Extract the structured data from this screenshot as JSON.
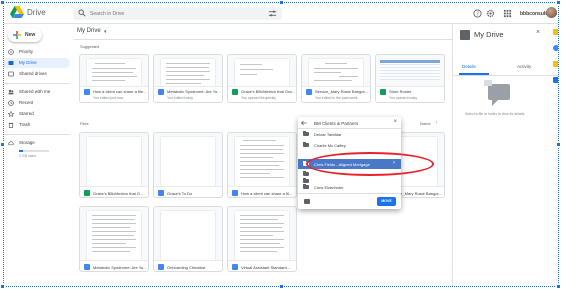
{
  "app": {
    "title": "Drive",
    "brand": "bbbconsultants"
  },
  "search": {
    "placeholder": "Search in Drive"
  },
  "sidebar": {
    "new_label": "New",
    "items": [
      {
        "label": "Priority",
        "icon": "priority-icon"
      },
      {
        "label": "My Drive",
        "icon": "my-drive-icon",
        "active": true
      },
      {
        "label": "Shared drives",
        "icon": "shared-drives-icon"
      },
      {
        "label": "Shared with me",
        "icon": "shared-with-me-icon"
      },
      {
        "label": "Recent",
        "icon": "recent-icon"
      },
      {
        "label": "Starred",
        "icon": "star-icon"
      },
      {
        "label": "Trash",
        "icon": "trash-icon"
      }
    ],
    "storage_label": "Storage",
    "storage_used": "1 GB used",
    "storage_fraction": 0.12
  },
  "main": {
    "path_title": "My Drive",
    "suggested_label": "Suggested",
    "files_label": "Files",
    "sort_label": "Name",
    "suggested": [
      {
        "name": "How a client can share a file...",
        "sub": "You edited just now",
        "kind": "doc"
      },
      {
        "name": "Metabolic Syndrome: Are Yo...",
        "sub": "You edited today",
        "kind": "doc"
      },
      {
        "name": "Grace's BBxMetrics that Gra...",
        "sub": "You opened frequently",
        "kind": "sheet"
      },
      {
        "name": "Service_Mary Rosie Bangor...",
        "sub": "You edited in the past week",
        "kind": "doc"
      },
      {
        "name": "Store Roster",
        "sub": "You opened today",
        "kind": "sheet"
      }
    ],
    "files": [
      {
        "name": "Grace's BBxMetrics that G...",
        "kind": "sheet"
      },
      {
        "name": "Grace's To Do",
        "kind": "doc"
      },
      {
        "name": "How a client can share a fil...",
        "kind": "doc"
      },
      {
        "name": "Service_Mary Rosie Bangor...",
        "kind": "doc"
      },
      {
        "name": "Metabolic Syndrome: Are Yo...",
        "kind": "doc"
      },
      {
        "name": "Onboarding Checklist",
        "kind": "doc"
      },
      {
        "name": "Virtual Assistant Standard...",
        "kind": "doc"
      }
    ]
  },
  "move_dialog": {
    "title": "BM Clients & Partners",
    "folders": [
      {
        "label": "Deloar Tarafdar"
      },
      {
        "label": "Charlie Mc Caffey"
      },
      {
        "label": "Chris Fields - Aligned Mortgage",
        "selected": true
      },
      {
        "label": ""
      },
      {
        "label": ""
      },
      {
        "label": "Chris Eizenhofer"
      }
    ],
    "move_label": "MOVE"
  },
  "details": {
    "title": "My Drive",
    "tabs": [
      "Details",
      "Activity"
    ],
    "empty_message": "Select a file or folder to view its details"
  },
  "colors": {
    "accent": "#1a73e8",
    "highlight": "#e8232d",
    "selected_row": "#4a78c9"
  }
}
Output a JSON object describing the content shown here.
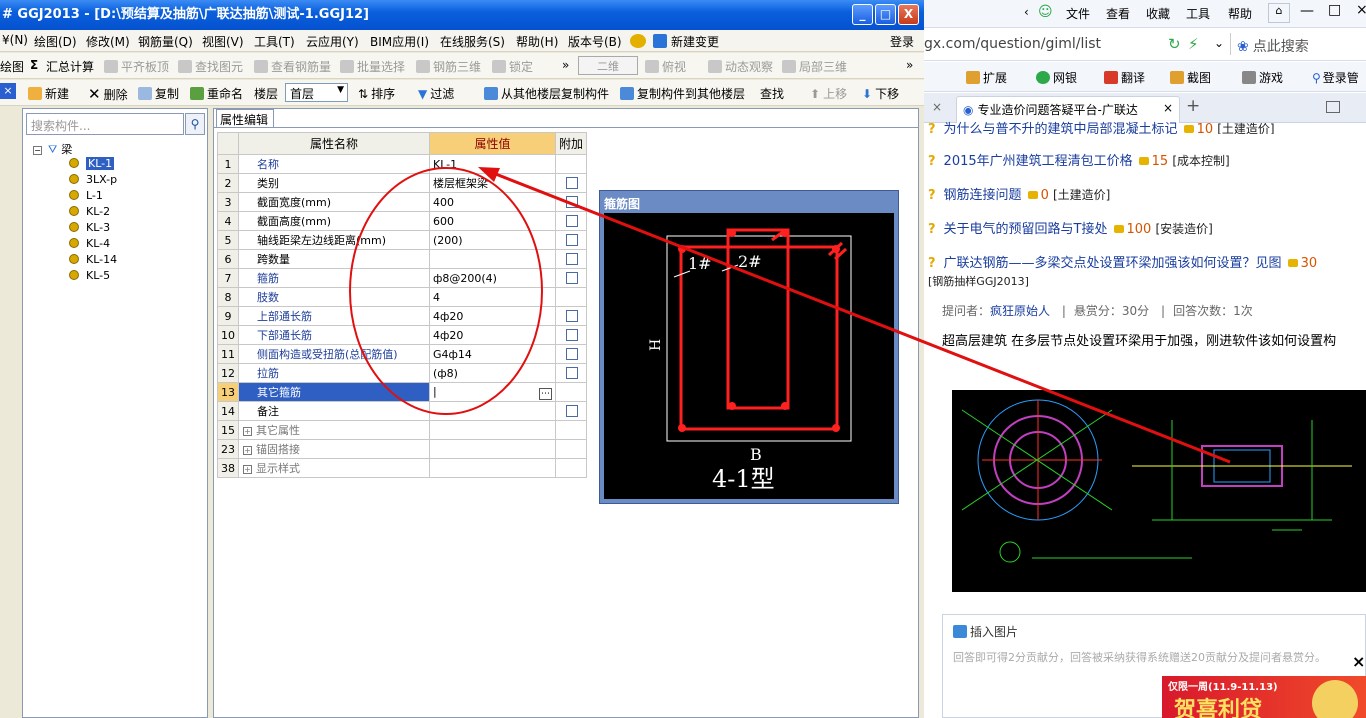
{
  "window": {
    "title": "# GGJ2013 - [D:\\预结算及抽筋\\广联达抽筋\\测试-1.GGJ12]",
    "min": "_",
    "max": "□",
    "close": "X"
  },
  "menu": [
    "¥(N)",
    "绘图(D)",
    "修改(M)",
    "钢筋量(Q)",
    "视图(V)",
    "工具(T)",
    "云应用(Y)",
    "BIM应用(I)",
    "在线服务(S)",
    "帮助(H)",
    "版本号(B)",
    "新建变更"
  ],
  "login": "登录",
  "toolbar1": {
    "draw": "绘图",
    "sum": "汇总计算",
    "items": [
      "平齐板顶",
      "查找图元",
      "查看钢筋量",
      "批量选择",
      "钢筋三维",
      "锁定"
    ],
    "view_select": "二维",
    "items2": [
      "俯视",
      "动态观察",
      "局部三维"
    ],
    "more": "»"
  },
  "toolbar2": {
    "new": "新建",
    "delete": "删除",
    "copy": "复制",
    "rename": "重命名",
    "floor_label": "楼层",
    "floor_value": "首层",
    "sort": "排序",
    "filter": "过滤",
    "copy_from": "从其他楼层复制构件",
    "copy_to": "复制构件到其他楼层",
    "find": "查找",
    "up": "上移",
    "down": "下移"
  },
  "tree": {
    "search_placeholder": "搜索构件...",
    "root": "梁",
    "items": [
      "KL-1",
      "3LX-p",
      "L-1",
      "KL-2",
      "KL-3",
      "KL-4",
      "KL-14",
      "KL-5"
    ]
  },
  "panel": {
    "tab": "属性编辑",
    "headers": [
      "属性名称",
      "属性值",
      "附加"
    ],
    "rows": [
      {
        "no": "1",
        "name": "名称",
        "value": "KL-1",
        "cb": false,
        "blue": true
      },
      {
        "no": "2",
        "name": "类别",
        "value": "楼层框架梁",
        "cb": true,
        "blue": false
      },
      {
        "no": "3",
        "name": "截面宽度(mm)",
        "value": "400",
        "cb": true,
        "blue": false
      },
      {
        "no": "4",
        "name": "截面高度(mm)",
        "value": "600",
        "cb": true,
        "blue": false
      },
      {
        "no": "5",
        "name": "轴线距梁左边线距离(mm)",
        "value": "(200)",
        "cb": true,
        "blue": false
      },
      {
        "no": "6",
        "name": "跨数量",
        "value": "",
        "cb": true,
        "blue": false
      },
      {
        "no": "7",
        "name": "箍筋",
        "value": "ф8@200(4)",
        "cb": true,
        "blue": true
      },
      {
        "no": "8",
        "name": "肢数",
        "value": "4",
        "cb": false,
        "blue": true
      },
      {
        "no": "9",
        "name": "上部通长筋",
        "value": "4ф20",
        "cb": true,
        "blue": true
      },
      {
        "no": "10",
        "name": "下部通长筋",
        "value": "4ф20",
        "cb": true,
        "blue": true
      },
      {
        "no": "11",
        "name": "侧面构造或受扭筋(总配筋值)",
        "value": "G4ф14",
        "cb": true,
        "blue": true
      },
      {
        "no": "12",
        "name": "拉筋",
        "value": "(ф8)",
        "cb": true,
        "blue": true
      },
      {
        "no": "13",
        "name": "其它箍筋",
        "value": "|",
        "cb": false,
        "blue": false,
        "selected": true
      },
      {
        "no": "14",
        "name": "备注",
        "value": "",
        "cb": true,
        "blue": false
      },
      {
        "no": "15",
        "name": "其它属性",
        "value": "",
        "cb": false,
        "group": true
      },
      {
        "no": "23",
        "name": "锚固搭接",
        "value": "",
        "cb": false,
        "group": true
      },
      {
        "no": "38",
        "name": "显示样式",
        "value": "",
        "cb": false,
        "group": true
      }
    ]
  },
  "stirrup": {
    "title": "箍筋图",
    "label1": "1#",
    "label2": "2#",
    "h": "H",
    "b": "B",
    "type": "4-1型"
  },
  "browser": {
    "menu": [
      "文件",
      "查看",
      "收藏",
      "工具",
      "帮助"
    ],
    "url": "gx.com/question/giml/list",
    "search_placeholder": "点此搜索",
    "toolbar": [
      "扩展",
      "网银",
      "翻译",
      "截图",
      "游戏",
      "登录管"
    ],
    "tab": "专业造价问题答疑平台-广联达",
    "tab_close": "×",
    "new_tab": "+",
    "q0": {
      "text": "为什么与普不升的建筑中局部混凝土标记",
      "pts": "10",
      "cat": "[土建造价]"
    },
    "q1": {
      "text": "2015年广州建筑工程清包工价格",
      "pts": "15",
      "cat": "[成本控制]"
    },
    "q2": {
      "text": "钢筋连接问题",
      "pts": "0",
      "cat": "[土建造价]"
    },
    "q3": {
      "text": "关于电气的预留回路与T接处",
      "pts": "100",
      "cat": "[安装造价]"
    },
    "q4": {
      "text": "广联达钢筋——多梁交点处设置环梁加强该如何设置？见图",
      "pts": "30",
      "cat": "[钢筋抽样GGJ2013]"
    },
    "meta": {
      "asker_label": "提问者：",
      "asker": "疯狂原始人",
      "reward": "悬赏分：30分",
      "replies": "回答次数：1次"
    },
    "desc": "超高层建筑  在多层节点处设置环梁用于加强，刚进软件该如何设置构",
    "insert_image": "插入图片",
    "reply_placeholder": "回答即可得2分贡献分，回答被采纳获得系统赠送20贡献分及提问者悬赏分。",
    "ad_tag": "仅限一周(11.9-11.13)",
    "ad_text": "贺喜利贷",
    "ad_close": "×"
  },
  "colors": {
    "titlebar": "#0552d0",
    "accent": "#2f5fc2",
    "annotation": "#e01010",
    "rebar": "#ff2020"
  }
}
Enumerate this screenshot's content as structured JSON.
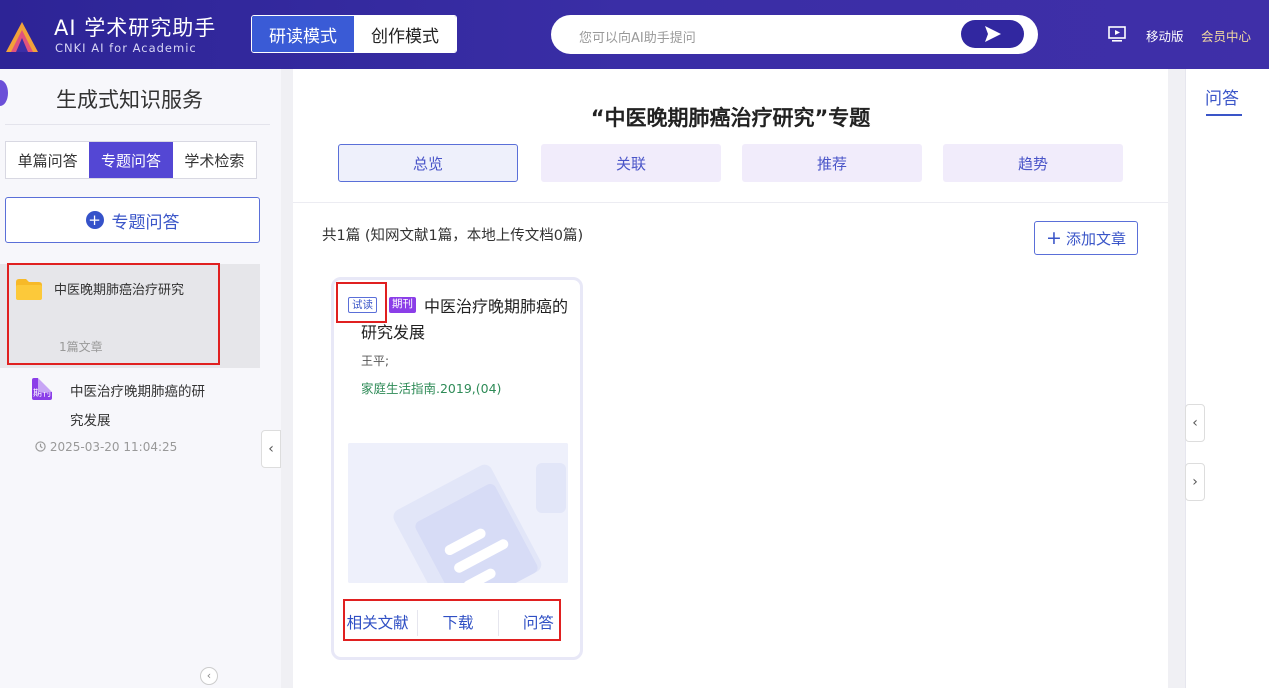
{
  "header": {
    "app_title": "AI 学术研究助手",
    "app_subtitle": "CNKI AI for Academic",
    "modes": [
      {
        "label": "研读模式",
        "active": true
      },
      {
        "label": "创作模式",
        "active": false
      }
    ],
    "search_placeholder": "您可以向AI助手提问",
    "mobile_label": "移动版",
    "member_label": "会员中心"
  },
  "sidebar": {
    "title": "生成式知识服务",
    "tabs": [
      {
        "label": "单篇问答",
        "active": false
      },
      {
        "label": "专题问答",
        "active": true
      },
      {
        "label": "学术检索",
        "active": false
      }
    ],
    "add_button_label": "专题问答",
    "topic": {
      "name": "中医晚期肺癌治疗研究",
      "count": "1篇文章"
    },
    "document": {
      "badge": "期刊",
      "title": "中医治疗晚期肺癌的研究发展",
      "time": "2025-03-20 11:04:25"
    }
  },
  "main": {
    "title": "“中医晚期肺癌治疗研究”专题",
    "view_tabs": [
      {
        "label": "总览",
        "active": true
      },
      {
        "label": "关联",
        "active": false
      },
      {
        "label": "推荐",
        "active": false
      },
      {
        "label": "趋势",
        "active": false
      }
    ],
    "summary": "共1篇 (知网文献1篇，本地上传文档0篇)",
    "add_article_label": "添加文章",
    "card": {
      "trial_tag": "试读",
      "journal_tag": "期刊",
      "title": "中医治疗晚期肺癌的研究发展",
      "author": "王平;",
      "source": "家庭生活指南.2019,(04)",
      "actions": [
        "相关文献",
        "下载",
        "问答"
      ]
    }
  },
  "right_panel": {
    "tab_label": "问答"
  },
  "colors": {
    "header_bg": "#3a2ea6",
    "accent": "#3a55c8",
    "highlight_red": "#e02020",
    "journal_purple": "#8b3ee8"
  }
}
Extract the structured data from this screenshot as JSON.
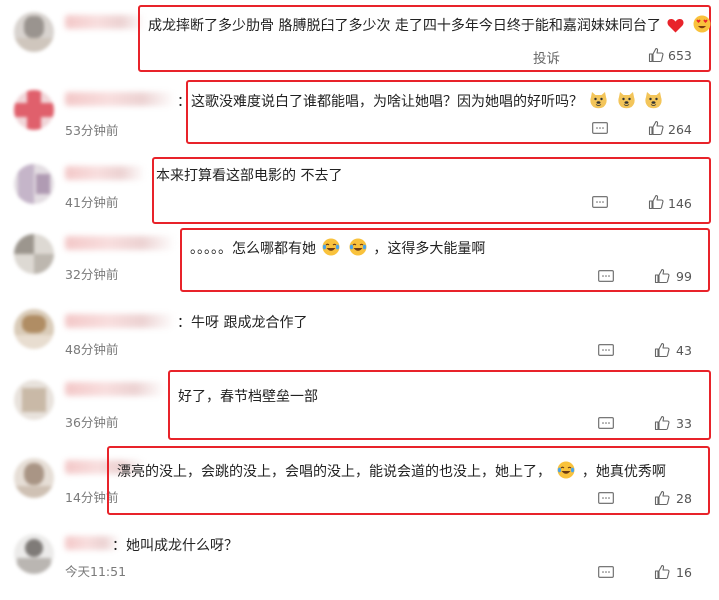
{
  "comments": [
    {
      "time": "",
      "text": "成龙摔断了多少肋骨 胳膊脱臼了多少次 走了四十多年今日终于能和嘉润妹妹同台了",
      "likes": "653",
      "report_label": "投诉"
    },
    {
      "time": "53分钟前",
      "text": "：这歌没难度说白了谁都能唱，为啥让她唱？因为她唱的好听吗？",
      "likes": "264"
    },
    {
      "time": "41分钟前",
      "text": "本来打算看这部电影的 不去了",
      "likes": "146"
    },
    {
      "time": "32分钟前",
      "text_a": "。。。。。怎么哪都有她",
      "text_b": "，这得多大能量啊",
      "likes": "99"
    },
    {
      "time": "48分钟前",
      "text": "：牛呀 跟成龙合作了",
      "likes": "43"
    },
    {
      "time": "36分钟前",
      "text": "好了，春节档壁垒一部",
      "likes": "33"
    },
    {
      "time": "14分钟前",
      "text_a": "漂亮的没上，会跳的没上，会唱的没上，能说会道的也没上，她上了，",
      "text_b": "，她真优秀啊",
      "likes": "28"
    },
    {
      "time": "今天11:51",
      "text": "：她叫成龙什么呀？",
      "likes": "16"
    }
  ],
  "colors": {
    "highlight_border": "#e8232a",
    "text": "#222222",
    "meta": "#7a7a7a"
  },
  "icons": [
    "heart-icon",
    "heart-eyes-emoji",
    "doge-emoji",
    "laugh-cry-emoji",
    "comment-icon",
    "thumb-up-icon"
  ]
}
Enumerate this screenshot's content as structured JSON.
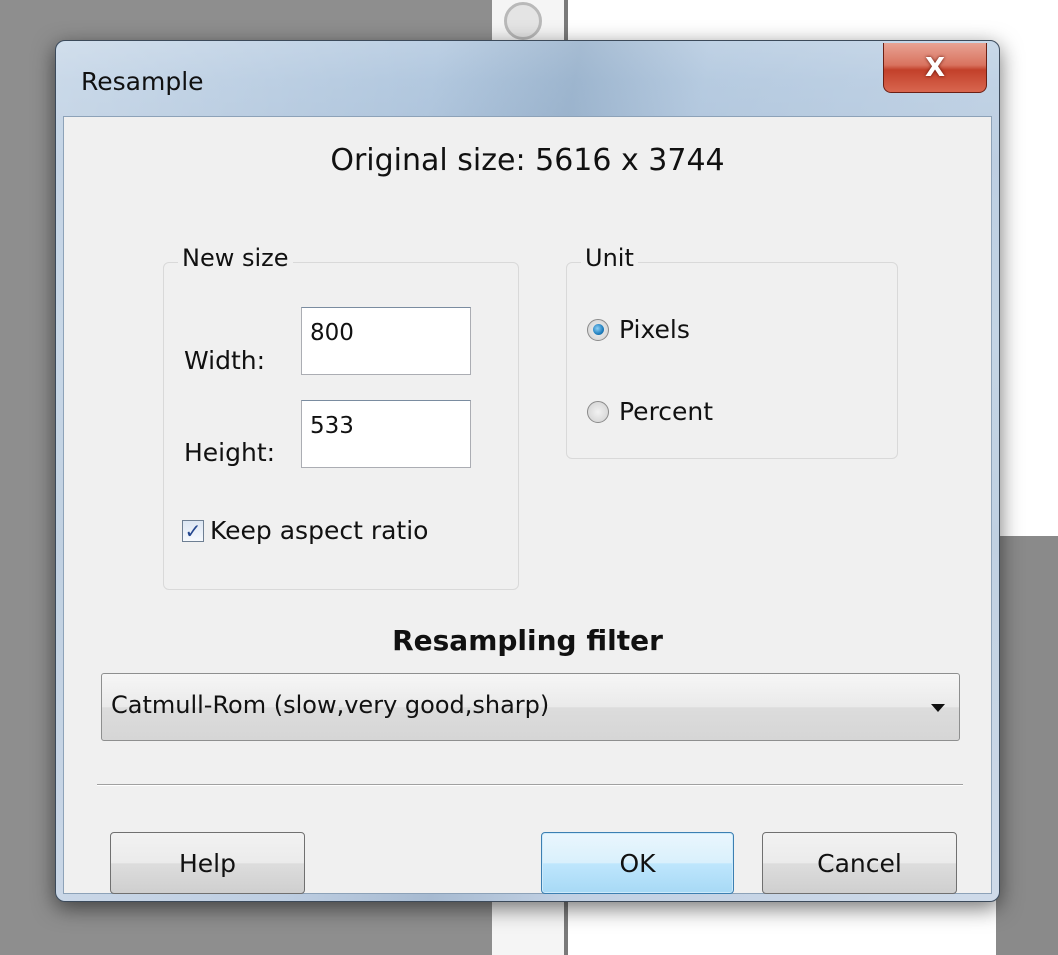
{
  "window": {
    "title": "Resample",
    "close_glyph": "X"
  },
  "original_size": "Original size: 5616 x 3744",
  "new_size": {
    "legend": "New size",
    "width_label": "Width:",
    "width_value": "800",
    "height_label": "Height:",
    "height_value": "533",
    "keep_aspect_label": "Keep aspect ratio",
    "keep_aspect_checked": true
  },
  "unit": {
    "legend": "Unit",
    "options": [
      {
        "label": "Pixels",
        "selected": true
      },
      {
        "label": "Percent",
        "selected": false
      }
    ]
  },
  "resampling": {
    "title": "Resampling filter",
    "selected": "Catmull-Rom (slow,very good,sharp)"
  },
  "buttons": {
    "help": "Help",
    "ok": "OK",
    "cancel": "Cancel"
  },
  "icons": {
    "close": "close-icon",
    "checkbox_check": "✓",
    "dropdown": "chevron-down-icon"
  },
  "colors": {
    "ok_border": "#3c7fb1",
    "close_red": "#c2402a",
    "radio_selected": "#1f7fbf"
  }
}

● ● ● ● ●

Lines of the material that contain the word "BBxMetrics" are to be gathered.

        "name": "Grace's BBxMetrics that Gra...",
        "name": "Grace's BBxMetrics that G...",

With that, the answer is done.